[Lines of data]
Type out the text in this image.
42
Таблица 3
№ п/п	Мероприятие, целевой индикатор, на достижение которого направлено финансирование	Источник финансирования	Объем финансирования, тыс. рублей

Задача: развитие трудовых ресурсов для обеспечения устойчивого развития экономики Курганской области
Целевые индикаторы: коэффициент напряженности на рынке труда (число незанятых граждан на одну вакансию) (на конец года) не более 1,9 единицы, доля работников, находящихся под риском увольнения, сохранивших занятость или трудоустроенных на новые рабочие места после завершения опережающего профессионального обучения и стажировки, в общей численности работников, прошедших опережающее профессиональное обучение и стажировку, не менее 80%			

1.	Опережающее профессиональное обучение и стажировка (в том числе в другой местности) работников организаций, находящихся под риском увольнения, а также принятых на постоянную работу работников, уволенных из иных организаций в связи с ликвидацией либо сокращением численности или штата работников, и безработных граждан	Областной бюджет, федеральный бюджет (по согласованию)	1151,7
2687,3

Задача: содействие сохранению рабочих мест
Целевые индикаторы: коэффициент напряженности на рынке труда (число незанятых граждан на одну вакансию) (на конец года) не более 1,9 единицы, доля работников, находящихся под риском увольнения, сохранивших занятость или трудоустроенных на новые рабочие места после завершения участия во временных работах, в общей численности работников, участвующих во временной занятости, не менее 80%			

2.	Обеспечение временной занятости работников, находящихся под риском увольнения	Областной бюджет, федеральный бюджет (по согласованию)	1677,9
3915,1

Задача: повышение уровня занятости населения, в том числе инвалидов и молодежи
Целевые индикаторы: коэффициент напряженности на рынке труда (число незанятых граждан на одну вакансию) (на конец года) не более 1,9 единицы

[PROBLEM TO SOLVE] Filter the records, keeping only lines that contain "новые", and show those lines.

[RESPONSE]
Целевые индикаторы: коэффициент напряженности на рынке труда (число незанятых граждан на одну вакансию) (на конец года) не более 1,9 единицы, доля работников, находящихся под риском увольнения, сохранивших занятость или трудоустроенных на новые рабочие места после завершения опережающего профессионального обучения и стажировки, в общей численности работников, прошедших опережающее профессиональное обучение и стажировку, не менее 80%			
Целевые индикаторы: коэффициент напряженности на рынке труда (число незанятых граждан на одну вакансию) (на конец года) не более 1,9 единицы, доля работников, находящихся под риском увольнения, сохранивших занятость или трудоустроенных на новые рабочие места после завершения участия во временных работах, в общей численности работников, участвующих во временной занятости, не менее 80%			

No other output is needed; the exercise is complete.